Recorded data
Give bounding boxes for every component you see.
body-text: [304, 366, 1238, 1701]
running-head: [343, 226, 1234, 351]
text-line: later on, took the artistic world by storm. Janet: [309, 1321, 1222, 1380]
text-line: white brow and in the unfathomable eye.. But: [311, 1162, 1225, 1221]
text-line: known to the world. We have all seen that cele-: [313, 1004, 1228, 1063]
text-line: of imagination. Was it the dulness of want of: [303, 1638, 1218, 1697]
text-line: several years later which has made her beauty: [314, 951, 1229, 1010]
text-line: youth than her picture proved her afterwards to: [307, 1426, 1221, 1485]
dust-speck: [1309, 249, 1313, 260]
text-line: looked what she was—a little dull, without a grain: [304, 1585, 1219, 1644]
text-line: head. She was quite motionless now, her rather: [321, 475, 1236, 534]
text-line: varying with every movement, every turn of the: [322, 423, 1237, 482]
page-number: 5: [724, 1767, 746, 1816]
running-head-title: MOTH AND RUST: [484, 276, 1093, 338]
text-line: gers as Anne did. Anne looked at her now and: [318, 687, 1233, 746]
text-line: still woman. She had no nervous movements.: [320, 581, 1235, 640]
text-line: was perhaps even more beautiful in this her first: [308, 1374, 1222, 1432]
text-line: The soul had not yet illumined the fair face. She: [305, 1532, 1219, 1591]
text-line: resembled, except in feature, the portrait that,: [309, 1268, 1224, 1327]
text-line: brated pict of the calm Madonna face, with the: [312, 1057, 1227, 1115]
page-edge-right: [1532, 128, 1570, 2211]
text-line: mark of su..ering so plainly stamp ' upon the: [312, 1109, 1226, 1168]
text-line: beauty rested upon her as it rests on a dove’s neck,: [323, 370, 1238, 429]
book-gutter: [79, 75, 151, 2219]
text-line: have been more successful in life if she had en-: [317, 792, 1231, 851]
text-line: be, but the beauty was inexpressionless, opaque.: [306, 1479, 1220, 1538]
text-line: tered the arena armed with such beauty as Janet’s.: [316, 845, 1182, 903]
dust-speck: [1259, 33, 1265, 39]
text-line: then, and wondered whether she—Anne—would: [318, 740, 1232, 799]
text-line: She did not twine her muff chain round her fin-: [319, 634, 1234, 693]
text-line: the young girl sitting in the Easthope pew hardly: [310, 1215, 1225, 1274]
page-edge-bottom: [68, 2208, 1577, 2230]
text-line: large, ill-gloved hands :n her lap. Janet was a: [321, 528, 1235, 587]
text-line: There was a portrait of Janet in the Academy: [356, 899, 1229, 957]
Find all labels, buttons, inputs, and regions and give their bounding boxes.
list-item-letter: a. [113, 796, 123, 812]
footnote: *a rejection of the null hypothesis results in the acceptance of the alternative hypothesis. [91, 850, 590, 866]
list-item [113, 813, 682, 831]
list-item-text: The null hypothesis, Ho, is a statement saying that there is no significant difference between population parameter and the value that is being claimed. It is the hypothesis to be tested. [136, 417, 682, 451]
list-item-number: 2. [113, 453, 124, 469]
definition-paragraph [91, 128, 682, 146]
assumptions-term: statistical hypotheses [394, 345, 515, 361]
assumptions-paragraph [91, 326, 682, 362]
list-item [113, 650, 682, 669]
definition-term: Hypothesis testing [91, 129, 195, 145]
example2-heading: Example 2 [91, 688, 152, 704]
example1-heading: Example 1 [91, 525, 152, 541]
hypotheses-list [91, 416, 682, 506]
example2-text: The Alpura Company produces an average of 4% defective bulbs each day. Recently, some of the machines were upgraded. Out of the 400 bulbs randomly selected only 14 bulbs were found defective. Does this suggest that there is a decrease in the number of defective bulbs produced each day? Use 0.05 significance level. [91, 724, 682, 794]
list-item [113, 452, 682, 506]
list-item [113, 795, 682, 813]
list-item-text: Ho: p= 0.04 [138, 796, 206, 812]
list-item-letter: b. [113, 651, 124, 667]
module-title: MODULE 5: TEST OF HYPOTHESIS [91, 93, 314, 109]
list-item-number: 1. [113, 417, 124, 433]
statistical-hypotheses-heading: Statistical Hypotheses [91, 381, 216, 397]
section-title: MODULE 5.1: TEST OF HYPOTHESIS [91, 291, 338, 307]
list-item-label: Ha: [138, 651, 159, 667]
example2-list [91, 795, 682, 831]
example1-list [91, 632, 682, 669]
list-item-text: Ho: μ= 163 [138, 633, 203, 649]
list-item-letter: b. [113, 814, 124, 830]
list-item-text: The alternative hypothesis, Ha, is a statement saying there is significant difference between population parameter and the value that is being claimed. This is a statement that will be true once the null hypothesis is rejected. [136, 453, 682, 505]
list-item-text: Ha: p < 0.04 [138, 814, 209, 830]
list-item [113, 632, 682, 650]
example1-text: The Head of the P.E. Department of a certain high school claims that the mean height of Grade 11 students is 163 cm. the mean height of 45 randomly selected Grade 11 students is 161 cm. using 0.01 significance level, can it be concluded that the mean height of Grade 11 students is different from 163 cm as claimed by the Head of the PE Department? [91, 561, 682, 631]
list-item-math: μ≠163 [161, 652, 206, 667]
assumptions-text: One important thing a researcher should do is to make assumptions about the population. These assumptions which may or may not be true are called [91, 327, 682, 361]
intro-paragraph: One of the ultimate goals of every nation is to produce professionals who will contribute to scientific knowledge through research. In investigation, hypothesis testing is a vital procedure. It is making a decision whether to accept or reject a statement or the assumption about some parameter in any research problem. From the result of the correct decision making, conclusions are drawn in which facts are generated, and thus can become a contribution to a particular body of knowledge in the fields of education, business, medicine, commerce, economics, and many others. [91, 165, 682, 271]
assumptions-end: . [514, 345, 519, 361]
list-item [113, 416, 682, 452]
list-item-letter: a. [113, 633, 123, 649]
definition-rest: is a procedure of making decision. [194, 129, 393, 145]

TASK REQUIREMENTS -> Reproduce every entry above word for word, changing nothing.

REPLY TO THE EXERCISE ->
Give bounding boxes for every component you see.
body-text: [304, 366, 1238, 1701]
running-head: [343, 226, 1234, 351]
text-line: later on, took the artistic world by storm. Janet: [309, 1321, 1222, 1380]
text-line: white brow and in the unfathomable eye.. But: [311, 1162, 1225, 1221]
text-line: known to the world. We have all seen that cele-: [313, 1004, 1228, 1063]
text-line: of imagination. Was it the dulness of want of: [303, 1638, 1218, 1697]
text-line: several years later which has made her beauty: [314, 951, 1229, 1010]
text-line: youth than her picture proved her afterwards to: [307, 1426, 1221, 1485]
dust-speck: [1309, 249, 1313, 260]
text-line: looked what she was—a little dull, without a grain: [304, 1585, 1219, 1644]
text-line: head. She was quite motionless now, her rather: [321, 475, 1236, 534]
text-line: varying with every movement, every turn of the: [322, 423, 1237, 482]
page-number: 5: [724, 1767, 746, 1816]
running-head-title: MOTH AND RUST: [484, 276, 1093, 338]
text-line: gers as Anne did. Anne looked at her now and: [318, 687, 1233, 746]
text-line: still woman. She had no nervous movements.: [320, 581, 1235, 640]
text-line: was perhaps even more beautiful in this her first: [308, 1374, 1222, 1432]
text-line: The soul had not yet illumined the fair face. She: [305, 1532, 1219, 1591]
text-line: resembled, except in feature, the portrait that,: [309, 1268, 1224, 1327]
text-line: brated pict of the calm Madonna face, with the: [312, 1057, 1227, 1115]
page-edge-right: [1532, 128, 1570, 2211]
text-line: mark of su..ering so plainly stamp ' upon the: [312, 1109, 1226, 1168]
text-line: beauty rested upon her as it rests on a dove’s neck,: [323, 370, 1238, 429]
book-gutter: [79, 75, 151, 2219]
text-line: have been more successful in life if she had en-: [317, 792, 1231, 851]
text-line: be, but the beauty was inexpressionless, opaque.: [306, 1479, 1220, 1538]
text-line: tered the arena armed with such beauty as Janet’s.: [316, 845, 1182, 903]
dust-speck: [1259, 33, 1265, 39]
text-line: then, and wondered whether she—Anne—would: [318, 740, 1232, 799]
text-line: She did not twine her muff chain round her fin-: [319, 634, 1234, 693]
text-line: the young girl sitting in the Easthope pew hardly: [310, 1215, 1225, 1274]
page-edge-bottom: [68, 2208, 1577, 2230]
text-line: large, ill-gloved hands :n her lap. Janet was a: [321, 528, 1235, 587]
text-line: There was a portrait of Janet in the Academy: [356, 899, 1229, 957]
Find all labels, buttons, inputs, and regions and give their bounding boxes.
list-item-letter: a. [113, 796, 123, 812]
footnote: *a rejection of the null hypothesis results in the acceptance of the alternative hypothesis. [91, 850, 590, 866]
list-item [113, 813, 682, 831]
list-item-text: The null hypothesis, Ho, is a statement saying that there is no significant difference between population parameter and the value that is being claimed. It is the hypothesis to be tested. [136, 417, 682, 451]
list-item-number: 2. [113, 453, 124, 469]
definition-paragraph [91, 128, 682, 146]
assumptions-term: statistical hypotheses [394, 345, 515, 361]
assumptions-paragraph [91, 326, 682, 362]
list-item [113, 650, 682, 669]
definition-term: Hypothesis testing [91, 129, 195, 145]
example2-heading: Example 2 [91, 688, 152, 704]
example1-heading: Example 1 [91, 525, 152, 541]
hypotheses-list [91, 416, 682, 506]
example2-text: The Alpura Company produces an average of 4% defective bulbs each day. Recently, some of the machines were upgraded. Out of the 400 bulbs randomly selected only 14 bulbs were found defective. Does this suggest that there is a decrease in the number of defective bulbs produced each day? Use 0.05 significance level. [91, 724, 682, 794]
list-item [113, 452, 682, 506]
list-item [113, 795, 682, 813]
list-item-text: Ho: p= 0.04 [138, 796, 206, 812]
list-item-letter: b. [113, 651, 124, 667]
module-title: MODULE 5: TEST OF HYPOTHESIS [91, 93, 314, 109]
list-item-number: 1. [113, 417, 124, 433]
statistical-hypotheses-heading: Statistical Hypotheses [91, 381, 216, 397]
section-title: MODULE 5.1: TEST OF HYPOTHESIS [91, 291, 338, 307]
list-item-label: Ha: [138, 651, 159, 667]
example2-list [91, 795, 682, 831]
example1-list [91, 632, 682, 669]
list-item-text: Ho: μ= 163 [138, 633, 203, 649]
list-item-letter: b. [113, 814, 124, 830]
list-item-text: The alternative hypothesis, Ha, is a statement saying there is significant difference between population parameter and the value that is being claimed. This is a statement that will be true once the null hypothesis is rejected. [136, 453, 682, 505]
list-item-text: Ha: p < 0.04 [138, 814, 209, 830]
list-item [113, 632, 682, 650]
example1-text: The Head of the P.E. Department of a certain high school claims that the mean height of Grade 11 students is 163 cm. the mean height of 45 randomly selected Grade 11 students is 161 cm. using 0.01 significance level, can it be concluded that the mean height of Grade 11 students is different from 163 cm as claimed by the Head of the PE Department? [91, 561, 682, 631]
list-item-math: μ≠163 [161, 652, 206, 667]
assumptions-text: One important thing a researcher should do is to make assumptions about the population. These assumptions which may or may not be true are called [91, 327, 682, 361]
intro-paragraph: One of the ultimate goals of every nation is to produce professionals who will contribute to scientific knowledge through research. In investigation, hypothesis testing is a vital procedure. It is making a decision whether to accept or reject a statement or the assumption about some parameter in any research problem. From the result of the correct decision making, conclusions are drawn in which facts are generated, and thus can become a contribution to a particular body of knowledge in the fields of education, business, medicine, commerce, economics, and many others. [91, 165, 682, 271]
assumptions-end: . [514, 345, 519, 361]
list-item [113, 416, 682, 452]
list-item-letter: a. [113, 633, 123, 649]
definition-rest: is a procedure of making decision. [194, 129, 393, 145]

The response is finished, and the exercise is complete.